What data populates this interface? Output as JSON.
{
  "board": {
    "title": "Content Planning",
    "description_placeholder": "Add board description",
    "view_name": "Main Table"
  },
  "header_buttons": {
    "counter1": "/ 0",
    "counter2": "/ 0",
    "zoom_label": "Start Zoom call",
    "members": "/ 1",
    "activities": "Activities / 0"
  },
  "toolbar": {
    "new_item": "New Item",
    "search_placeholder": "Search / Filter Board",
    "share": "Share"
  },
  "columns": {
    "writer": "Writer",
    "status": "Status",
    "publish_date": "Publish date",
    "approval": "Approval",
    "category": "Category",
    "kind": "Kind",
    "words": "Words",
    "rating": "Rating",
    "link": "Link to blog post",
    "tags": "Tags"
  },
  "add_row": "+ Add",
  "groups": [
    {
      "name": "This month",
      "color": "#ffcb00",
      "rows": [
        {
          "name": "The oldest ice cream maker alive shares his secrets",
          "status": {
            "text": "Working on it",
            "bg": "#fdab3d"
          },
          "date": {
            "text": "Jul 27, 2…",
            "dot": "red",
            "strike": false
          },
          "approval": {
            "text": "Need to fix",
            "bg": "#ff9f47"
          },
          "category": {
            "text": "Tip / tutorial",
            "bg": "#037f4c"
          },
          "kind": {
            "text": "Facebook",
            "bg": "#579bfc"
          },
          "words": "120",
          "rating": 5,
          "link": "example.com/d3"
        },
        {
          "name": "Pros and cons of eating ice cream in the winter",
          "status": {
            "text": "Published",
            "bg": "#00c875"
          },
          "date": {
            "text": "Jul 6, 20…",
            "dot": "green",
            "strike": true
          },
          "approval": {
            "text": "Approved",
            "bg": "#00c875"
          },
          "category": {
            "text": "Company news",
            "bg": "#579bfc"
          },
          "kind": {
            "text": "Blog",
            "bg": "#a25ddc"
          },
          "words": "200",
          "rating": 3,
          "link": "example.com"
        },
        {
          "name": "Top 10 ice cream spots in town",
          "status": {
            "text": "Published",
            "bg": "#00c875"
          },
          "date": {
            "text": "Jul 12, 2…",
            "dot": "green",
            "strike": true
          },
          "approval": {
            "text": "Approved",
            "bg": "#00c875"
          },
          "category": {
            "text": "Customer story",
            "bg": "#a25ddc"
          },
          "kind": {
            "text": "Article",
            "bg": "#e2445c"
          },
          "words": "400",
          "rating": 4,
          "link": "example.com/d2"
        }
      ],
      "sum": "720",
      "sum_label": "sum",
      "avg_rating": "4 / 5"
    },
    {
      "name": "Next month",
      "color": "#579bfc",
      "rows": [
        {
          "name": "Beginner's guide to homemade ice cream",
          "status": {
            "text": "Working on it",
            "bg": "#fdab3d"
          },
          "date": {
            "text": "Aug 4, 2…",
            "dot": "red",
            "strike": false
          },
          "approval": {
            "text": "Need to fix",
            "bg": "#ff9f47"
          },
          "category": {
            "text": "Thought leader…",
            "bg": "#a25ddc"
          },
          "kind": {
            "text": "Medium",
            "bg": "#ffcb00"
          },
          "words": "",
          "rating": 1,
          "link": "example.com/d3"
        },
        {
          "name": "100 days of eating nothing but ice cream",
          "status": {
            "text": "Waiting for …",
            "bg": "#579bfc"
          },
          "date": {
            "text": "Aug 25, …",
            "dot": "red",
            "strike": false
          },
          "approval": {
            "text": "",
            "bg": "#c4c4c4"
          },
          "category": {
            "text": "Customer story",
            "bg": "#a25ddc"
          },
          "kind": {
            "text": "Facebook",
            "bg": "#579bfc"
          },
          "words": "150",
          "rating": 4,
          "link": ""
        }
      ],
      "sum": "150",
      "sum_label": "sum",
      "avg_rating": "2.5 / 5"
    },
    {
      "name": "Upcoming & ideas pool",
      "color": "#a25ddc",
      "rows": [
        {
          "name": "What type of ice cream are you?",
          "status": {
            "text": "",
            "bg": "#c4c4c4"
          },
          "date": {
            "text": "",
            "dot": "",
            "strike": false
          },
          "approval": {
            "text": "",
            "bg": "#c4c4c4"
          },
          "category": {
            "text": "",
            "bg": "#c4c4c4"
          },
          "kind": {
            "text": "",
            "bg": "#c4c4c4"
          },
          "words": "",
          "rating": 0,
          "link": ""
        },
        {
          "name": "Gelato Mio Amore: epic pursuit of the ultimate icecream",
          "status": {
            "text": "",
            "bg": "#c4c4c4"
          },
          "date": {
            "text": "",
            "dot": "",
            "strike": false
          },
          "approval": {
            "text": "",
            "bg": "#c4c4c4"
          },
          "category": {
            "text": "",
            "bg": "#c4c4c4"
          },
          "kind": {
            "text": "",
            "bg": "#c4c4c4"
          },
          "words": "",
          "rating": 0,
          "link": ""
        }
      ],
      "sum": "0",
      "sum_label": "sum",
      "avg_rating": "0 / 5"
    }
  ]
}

━━━━━━

EXERCISE REQUIREMENTS:
Retype the whole listing, matching it exactly.

OUTPUT OF THE EXERCISE:
What data populates this interface? Output as JSON.
{
  "board": {
    "title": "Content Planning",
    "description_placeholder": "Add board description",
    "view_name": "Main Table"
  },
  "header_buttons": {
    "counter1": "/ 0",
    "counter2": "/ 0",
    "zoom_label": "Start Zoom call",
    "members": "/ 1",
    "activities": "Activities / 0"
  },
  "toolbar": {
    "new_item": "New Item",
    "search_placeholder": "Search / Filter Board",
    "share": "Share"
  },
  "columns": {
    "writer": "Writer",
    "status": "Status",
    "publish_date": "Publish date",
    "approval": "Approval",
    "category": "Category",
    "kind": "Kind",
    "words": "Words",
    "rating": "Rating",
    "link": "Link to blog post",
    "tags": "Tags"
  },
  "add_row": "+ Add",
  "groups": [
    {
      "name": "This month",
      "color": "#ffcb00",
      "rows": [
        {
          "name": "The oldest ice cream maker alive shares his secrets",
          "status": {
            "text": "Working on it",
            "bg": "#fdab3d"
          },
          "date": {
            "text": "Jul 27, 2…",
            "dot": "red",
            "strike": false
          },
          "approval": {
            "text": "Need to fix",
            "bg": "#ff9f47"
          },
          "category": {
            "text": "Tip / tutorial",
            "bg": "#037f4c"
          },
          "kind": {
            "text": "Facebook",
            "bg": "#579bfc"
          },
          "words": "120",
          "rating": 5,
          "link": "example.com/d3"
        },
        {
          "name": "Pros and cons of eating ice cream in the winter",
          "status": {
            "text": "Published",
            "bg": "#00c875"
          },
          "date": {
            "text": "Jul 6, 20…",
            "dot": "green",
            "strike": true
          },
          "approval": {
            "text": "Approved",
            "bg": "#00c875"
          },
          "category": {
            "text": "Company news",
            "bg": "#579bfc"
          },
          "kind": {
            "text": "Blog",
            "bg": "#a25ddc"
          },
          "words": "200",
          "rating": 3,
          "link": "example.com"
        },
        {
          "name": "Top 10 ice cream spots in town",
          "status": {
            "text": "Published",
            "bg": "#00c875"
          },
          "date": {
            "text": "Jul 12, 2…",
            "dot": "green",
            "strike": true
          },
          "approval": {
            "text": "Approved",
            "bg": "#00c875"
          },
          "category": {
            "text": "Customer story",
            "bg": "#a25ddc"
          },
          "kind": {
            "text": "Article",
            "bg": "#e2445c"
          },
          "words": "400",
          "rating": 4,
          "link": "example.com/d2"
        }
      ],
      "sum": "720",
      "sum_label": "sum",
      "avg_rating": "4 / 5"
    },
    {
      "name": "Next month",
      "color": "#579bfc",
      "rows": [
        {
          "name": "Beginner's guide to homemade ice cream",
          "status": {
            "text": "Working on it",
            "bg": "#fdab3d"
          },
          "date": {
            "text": "Aug 4, 2…",
            "dot": "red",
            "strike": false
          },
          "approval": {
            "text": "Need to fix",
            "bg": "#ff9f47"
          },
          "category": {
            "text": "Thought leader…",
            "bg": "#a25ddc"
          },
          "kind": {
            "text": "Medium",
            "bg": "#ffcb00"
          },
          "words": "",
          "rating": 1,
          "link": "example.com/d3"
        },
        {
          "name": "100 days of eating nothing but ice cream",
          "status": {
            "text": "Waiting for …",
            "bg": "#579bfc"
          },
          "date": {
            "text": "Aug 25, …",
            "dot": "red",
            "strike": false
          },
          "approval": {
            "text": "",
            "bg": "#c4c4c4"
          },
          "category": {
            "text": "Customer story",
            "bg": "#a25ddc"
          },
          "kind": {
            "text": "Facebook",
            "bg": "#579bfc"
          },
          "words": "150",
          "rating": 4,
          "link": ""
        }
      ],
      "sum": "150",
      "sum_label": "sum",
      "avg_rating": "2.5 / 5"
    },
    {
      "name": "Upcoming & ideas pool",
      "color": "#a25ddc",
      "rows": [
        {
          "name": "What type of ice cream are you?",
          "status": {
            "text": "",
            "bg": "#c4c4c4"
          },
          "date": {
            "text": "",
            "dot": "",
            "strike": false
          },
          "approval": {
            "text": "",
            "bg": "#c4c4c4"
          },
          "category": {
            "text": "",
            "bg": "#c4c4c4"
          },
          "kind": {
            "text": "",
            "bg": "#c4c4c4"
          },
          "words": "",
          "rating": 0,
          "link": ""
        },
        {
          "name": "Gelato Mio Amore: epic pursuit of the ultimate icecream",
          "status": {
            "text": "",
            "bg": "#c4c4c4"
          },
          "date": {
            "text": "",
            "dot": "",
            "strike": false
          },
          "approval": {
            "text": "",
            "bg": "#c4c4c4"
          },
          "category": {
            "text": "",
            "bg": "#c4c4c4"
          },
          "kind": {
            "text": "",
            "bg": "#c4c4c4"
          },
          "words": "",
          "rating": 0,
          "link": ""
        }
      ],
      "sum": "0",
      "sum_label": "sum",
      "avg_rating": "0 / 5"
    }
  ]
}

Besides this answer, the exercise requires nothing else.